■ **Exercise description**: Repeat precisely, and only, the lines between the line containing "Read all visible content and emit it as JSON." and the end of the listing below, both ends included.

##############################

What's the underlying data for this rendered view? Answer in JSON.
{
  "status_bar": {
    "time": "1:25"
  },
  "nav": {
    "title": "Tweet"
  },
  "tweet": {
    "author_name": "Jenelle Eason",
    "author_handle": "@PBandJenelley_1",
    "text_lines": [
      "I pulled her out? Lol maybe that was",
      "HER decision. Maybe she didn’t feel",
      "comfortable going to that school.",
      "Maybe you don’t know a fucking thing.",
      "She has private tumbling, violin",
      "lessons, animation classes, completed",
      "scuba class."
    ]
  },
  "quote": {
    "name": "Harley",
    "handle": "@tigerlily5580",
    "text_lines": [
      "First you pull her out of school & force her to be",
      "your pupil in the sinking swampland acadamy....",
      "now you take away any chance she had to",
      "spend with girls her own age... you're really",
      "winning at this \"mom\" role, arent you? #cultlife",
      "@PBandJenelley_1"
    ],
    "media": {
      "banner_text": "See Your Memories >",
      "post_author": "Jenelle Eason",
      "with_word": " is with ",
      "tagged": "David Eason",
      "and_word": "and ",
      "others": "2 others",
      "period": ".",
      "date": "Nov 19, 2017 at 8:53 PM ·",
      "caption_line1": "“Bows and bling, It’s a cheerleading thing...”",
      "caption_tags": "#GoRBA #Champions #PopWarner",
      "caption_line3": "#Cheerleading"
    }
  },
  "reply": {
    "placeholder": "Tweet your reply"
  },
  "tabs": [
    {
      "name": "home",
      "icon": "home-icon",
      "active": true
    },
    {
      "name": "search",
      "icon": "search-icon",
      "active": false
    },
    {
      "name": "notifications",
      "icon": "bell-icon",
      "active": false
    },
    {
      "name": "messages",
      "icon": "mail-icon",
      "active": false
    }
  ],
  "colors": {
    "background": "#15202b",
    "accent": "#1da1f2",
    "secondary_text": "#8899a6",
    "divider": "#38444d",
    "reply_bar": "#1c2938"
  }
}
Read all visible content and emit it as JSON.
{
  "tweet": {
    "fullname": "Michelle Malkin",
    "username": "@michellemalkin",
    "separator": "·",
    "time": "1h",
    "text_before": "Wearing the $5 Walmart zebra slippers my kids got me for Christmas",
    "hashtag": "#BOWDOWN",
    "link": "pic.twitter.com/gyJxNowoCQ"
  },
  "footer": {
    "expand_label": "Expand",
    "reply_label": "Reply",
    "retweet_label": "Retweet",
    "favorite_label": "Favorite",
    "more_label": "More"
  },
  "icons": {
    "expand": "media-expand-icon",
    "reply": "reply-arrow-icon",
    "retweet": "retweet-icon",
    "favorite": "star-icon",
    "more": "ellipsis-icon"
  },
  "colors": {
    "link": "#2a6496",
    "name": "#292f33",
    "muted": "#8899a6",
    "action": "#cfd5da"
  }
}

##############################

■ **Result below**:
Read all visible content and emit it as JSON.
{
  "tweet": {
    "fullname": "Michelle Malkin",
    "username": "@michellemalkin",
    "separator": "·",
    "time": "1h",
    "text_before": "Wearing the $5 Walmart zebra slippers my kids got me for Christmas",
    "hashtag": "#BOWDOWN",
    "link": "pic.twitter.com/gyJxNowoCQ"
  },
  "footer": {
    "expand_label": "Expand",
    "reply_label": "Reply",
    "retweet_label": "Retweet",
    "favorite_label": "Favorite",
    "more_label": "More"
  },
  "icons": {
    "expand": "media-expand-icon",
    "reply": "reply-arrow-icon",
    "retweet": "retweet-icon",
    "favorite": "star-icon",
    "more": "ellipsis-icon"
  },
  "colors": {
    "link": "#2a6496",
    "name": "#292f33",
    "muted": "#8899a6",
    "action": "#cfd5da"
  }
}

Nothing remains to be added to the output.